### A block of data
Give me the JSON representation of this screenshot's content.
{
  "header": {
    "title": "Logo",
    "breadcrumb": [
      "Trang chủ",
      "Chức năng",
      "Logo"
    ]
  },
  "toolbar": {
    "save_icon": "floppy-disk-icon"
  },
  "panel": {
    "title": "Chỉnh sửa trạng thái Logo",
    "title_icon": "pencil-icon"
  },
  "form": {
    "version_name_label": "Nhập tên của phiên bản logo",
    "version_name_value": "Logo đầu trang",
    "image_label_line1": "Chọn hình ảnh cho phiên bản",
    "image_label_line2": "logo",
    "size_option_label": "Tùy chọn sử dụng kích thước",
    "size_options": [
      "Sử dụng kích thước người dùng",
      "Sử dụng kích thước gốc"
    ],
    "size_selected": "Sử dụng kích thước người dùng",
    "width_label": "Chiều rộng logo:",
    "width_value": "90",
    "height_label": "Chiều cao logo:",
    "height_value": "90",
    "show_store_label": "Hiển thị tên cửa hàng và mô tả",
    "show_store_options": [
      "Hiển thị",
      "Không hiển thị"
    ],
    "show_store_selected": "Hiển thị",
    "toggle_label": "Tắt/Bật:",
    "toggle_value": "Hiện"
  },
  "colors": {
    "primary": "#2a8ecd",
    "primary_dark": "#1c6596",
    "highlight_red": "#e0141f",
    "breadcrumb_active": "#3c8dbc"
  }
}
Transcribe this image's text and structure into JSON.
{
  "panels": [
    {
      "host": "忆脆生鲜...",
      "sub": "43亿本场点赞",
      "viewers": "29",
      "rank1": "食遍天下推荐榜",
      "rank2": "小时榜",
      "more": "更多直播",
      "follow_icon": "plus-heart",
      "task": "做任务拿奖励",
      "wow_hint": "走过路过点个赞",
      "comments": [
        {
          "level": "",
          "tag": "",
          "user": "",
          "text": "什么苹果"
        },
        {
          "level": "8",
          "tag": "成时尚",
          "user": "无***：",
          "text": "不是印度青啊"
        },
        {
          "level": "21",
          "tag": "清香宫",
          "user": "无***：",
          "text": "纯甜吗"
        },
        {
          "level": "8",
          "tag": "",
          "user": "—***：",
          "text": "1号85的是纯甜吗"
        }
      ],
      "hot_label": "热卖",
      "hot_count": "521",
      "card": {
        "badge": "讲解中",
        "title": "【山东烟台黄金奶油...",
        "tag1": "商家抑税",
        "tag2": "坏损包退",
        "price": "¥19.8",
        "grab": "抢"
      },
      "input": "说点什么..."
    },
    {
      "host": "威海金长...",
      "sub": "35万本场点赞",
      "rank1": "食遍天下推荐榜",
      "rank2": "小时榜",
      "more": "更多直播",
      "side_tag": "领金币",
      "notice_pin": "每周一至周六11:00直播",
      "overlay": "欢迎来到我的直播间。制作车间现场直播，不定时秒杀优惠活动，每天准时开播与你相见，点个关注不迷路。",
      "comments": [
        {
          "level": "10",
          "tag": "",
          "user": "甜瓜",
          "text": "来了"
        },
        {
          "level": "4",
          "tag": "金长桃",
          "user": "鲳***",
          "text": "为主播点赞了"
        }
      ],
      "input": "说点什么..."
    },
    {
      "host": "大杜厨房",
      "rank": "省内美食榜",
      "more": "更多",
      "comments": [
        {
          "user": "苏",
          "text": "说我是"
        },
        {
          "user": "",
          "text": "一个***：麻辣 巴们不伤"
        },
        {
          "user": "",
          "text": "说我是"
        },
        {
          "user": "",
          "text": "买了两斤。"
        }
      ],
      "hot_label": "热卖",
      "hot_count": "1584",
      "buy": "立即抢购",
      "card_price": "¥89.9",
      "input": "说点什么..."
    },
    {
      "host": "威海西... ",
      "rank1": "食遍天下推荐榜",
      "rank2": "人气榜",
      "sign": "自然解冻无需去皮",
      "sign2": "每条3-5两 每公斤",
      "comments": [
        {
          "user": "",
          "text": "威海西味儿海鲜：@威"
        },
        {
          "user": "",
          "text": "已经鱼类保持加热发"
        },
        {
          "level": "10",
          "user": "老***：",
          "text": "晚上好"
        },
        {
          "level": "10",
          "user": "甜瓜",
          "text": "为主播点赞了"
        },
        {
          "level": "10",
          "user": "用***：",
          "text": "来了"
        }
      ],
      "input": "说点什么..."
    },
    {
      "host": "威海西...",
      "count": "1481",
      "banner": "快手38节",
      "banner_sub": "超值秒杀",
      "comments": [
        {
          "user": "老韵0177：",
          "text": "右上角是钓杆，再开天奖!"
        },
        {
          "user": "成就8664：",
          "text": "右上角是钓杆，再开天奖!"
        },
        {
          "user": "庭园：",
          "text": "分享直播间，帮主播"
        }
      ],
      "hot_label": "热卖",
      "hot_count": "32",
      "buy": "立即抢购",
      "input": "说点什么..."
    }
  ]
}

==

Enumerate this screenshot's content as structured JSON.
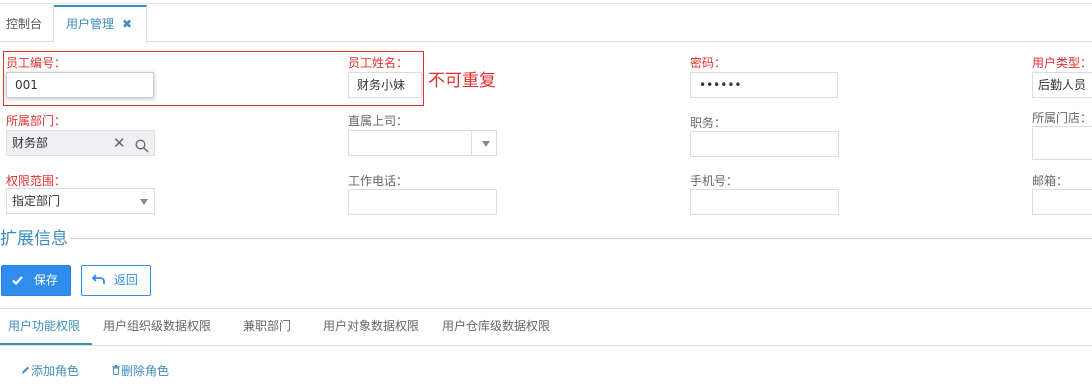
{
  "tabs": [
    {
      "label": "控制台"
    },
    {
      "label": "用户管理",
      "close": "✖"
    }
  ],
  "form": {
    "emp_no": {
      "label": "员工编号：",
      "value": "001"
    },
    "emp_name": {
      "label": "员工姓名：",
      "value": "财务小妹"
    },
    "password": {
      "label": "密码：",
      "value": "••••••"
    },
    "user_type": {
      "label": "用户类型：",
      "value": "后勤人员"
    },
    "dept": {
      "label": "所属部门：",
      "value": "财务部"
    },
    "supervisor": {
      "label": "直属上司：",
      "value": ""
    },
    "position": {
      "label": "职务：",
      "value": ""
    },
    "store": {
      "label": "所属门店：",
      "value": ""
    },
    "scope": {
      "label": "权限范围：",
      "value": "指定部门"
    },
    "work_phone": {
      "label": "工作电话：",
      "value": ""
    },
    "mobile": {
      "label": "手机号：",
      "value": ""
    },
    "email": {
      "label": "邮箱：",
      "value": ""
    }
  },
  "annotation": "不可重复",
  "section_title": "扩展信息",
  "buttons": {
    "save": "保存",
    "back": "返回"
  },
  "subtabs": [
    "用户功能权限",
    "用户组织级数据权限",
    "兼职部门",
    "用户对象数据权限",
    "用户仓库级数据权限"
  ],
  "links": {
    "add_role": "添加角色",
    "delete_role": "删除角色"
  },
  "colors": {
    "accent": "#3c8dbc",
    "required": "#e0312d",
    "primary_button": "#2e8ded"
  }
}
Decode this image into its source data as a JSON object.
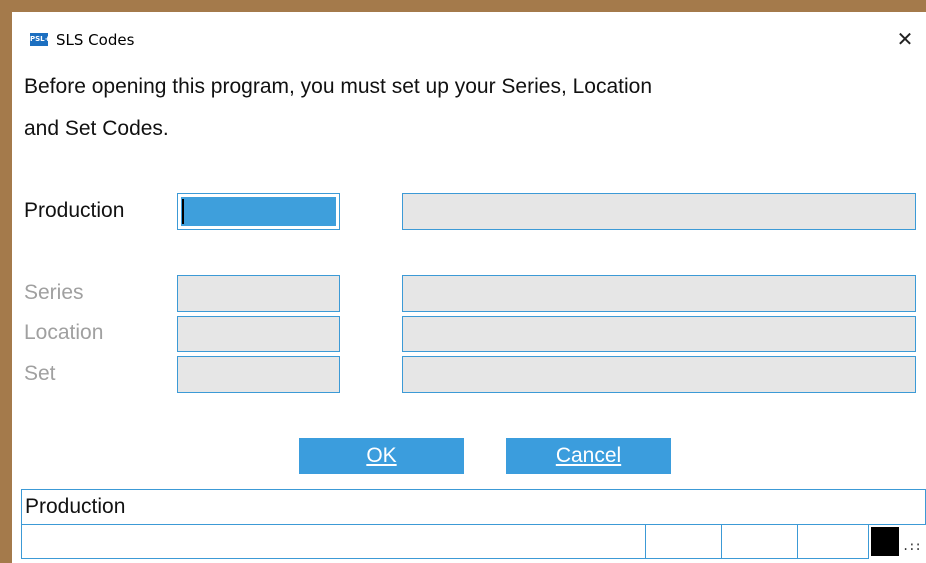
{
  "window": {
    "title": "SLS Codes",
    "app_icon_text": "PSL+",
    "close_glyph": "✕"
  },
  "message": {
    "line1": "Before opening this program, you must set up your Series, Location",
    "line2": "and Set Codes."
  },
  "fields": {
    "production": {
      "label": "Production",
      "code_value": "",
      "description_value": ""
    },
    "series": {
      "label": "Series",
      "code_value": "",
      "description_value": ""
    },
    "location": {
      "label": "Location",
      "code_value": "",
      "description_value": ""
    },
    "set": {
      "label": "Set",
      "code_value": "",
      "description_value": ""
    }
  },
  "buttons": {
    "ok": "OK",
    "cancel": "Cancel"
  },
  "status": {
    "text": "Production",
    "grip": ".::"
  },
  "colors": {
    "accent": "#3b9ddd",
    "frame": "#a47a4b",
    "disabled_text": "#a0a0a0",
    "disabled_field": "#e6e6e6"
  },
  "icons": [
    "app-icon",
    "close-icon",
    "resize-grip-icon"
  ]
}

...

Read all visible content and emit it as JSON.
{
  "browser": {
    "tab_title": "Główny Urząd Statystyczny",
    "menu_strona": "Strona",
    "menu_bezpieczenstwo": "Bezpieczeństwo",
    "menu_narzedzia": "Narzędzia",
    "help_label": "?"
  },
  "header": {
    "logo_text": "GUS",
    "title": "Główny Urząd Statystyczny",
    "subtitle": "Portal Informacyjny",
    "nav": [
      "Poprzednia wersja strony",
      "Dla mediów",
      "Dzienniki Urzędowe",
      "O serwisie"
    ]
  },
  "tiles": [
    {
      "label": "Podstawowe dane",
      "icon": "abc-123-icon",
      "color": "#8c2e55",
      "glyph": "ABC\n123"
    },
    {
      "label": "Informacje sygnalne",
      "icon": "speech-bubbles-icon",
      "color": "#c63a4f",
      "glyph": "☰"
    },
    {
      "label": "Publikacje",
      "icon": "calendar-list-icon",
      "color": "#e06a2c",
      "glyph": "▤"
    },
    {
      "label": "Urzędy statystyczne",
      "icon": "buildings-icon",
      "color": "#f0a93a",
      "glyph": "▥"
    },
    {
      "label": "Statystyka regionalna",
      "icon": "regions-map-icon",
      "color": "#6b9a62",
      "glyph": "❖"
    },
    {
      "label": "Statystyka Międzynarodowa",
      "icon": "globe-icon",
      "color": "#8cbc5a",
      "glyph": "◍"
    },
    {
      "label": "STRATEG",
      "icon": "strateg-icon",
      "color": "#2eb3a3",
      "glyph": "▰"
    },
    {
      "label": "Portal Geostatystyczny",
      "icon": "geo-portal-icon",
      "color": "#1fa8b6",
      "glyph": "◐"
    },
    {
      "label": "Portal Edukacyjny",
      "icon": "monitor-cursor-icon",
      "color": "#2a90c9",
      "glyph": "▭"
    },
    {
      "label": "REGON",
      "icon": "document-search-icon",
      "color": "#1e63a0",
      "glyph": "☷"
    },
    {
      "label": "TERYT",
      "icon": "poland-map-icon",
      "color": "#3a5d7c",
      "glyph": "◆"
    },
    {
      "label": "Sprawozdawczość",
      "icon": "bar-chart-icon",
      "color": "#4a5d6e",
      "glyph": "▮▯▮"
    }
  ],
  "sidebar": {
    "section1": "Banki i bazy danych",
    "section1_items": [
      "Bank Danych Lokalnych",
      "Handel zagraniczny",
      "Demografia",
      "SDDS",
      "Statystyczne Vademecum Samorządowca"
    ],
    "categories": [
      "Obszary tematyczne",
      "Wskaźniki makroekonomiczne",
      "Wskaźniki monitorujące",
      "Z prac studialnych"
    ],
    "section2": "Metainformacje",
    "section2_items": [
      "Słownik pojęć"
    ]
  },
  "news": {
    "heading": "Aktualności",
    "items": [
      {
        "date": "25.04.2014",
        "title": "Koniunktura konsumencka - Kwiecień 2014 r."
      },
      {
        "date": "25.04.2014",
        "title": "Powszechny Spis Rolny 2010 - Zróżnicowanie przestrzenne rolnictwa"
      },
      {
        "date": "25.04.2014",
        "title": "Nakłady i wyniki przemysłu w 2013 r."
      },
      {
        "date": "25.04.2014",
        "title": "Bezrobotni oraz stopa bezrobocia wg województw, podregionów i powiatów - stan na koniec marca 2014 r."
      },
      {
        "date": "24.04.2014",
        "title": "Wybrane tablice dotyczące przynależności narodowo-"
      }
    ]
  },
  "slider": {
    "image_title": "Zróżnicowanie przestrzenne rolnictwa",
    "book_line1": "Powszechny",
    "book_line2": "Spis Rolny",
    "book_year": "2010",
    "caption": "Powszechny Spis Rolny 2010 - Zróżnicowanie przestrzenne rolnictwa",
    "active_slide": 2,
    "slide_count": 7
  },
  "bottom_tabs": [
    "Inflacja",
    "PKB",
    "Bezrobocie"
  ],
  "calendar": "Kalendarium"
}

### WHAT THE TASK REQUIRES
From the data above, gather every line that includes the word "Zróżnicowanie".

### ANSWER IN FULL
        "title": "Powszechny Spis Rolny 2010 - Zróżnicowanie przestrzenne rolnictwa"
    "image_title": "Zróżnicowanie przestrzenne rolnictwa",
    "caption": "Powszechny Spis Rolny 2010 - Zróżnicowanie przestrzenne rolnictwa",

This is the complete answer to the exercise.